■ **TASK**: Filter the records below for the word "alloggio". Copy each line that holds it.

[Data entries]
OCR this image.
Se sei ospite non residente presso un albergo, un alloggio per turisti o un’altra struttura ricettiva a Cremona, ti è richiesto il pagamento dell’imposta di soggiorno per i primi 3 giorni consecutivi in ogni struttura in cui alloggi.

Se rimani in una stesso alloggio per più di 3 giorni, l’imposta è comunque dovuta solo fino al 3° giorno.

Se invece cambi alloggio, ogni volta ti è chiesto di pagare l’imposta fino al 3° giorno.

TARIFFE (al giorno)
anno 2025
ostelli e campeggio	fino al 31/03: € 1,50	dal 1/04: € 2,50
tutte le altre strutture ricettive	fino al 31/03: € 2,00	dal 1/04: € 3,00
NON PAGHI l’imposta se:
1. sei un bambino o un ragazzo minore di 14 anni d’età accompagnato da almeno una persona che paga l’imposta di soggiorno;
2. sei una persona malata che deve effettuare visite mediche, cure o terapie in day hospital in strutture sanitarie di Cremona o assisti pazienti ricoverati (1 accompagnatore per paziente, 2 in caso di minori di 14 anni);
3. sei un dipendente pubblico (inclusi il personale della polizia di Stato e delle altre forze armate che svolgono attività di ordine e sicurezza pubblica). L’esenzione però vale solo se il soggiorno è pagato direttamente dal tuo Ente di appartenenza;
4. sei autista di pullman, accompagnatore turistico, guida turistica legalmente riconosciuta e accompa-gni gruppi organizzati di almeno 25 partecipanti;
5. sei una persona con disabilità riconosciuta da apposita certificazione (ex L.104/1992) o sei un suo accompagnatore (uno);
---
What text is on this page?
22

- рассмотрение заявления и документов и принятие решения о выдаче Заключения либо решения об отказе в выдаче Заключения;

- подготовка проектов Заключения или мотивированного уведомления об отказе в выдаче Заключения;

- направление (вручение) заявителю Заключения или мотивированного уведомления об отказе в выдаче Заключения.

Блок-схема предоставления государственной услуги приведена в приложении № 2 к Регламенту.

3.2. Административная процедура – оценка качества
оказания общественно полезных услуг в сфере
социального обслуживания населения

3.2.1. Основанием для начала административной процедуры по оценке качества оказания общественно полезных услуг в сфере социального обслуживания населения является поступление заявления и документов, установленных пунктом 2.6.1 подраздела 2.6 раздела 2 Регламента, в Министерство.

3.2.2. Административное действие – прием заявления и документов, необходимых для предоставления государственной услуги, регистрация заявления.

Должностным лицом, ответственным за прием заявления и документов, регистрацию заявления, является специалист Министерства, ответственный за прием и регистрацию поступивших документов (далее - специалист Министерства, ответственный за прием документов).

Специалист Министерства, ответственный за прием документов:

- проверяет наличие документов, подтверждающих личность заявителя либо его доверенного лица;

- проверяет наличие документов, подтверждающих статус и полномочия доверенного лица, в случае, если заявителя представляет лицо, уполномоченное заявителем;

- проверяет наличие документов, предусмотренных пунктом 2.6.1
* * *
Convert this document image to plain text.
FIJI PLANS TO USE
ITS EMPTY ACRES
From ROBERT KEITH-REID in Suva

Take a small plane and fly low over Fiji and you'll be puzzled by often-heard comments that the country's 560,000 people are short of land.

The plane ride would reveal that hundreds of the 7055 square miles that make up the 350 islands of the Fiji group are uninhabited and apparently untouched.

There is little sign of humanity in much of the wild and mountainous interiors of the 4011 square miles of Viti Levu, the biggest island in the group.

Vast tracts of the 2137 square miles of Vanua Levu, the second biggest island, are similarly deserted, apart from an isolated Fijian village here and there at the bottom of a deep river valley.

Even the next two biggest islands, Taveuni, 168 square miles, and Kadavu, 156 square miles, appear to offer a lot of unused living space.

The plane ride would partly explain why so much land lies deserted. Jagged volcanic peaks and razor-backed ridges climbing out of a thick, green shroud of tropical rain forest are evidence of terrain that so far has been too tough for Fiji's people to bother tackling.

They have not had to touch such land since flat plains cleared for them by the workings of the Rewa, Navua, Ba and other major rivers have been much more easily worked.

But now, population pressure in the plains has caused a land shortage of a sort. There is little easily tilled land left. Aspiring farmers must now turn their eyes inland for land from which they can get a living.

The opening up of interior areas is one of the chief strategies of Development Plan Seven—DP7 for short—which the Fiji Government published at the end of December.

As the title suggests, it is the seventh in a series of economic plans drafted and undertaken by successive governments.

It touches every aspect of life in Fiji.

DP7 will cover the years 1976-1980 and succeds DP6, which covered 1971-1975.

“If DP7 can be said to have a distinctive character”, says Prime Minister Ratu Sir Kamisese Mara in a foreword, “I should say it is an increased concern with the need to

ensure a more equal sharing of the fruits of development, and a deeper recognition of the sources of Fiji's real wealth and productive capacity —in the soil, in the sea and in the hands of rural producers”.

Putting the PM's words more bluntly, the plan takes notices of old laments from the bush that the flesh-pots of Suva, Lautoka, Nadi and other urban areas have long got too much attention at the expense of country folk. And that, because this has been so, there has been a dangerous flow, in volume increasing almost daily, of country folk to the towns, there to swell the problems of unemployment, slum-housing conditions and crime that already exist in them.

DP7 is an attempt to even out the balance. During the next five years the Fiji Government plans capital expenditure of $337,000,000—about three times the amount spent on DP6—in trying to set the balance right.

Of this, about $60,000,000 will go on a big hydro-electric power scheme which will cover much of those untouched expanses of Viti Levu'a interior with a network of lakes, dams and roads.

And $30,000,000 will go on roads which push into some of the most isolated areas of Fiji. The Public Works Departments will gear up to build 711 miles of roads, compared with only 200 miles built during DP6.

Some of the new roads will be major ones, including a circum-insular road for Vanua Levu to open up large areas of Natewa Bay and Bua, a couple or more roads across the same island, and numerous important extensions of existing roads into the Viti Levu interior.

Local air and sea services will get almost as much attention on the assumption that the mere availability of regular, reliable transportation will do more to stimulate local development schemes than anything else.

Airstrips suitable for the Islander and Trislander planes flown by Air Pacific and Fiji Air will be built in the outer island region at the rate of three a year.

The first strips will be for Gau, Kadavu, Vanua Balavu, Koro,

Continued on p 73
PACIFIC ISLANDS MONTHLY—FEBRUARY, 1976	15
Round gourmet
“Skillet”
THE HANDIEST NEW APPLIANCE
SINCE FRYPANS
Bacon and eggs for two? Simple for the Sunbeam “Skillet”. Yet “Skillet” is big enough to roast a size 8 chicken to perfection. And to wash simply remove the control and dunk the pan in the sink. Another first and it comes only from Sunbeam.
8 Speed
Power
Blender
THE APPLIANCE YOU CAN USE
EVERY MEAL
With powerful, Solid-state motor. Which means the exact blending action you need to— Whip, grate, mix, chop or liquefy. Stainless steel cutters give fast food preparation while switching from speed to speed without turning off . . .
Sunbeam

■ **EXPECTED ANSWER**:
Se sei ospite non residente presso un albergo, un alloggio per turisti o un’altra struttura ricettiva a Cremona, ti è richiesto il pagamento dell’imposta di soggiorno per i primi 3 giorni consecutivi in ogni struttura in cui alloggi.
Se rimani in una stesso alloggio per più di 3 giorni, l’imposta è comunque dovuta solo fino al 3° giorno.
Se invece cambi alloggio, ogni volta ti è chiesto di pagare l’imposta fino al 3° giorno.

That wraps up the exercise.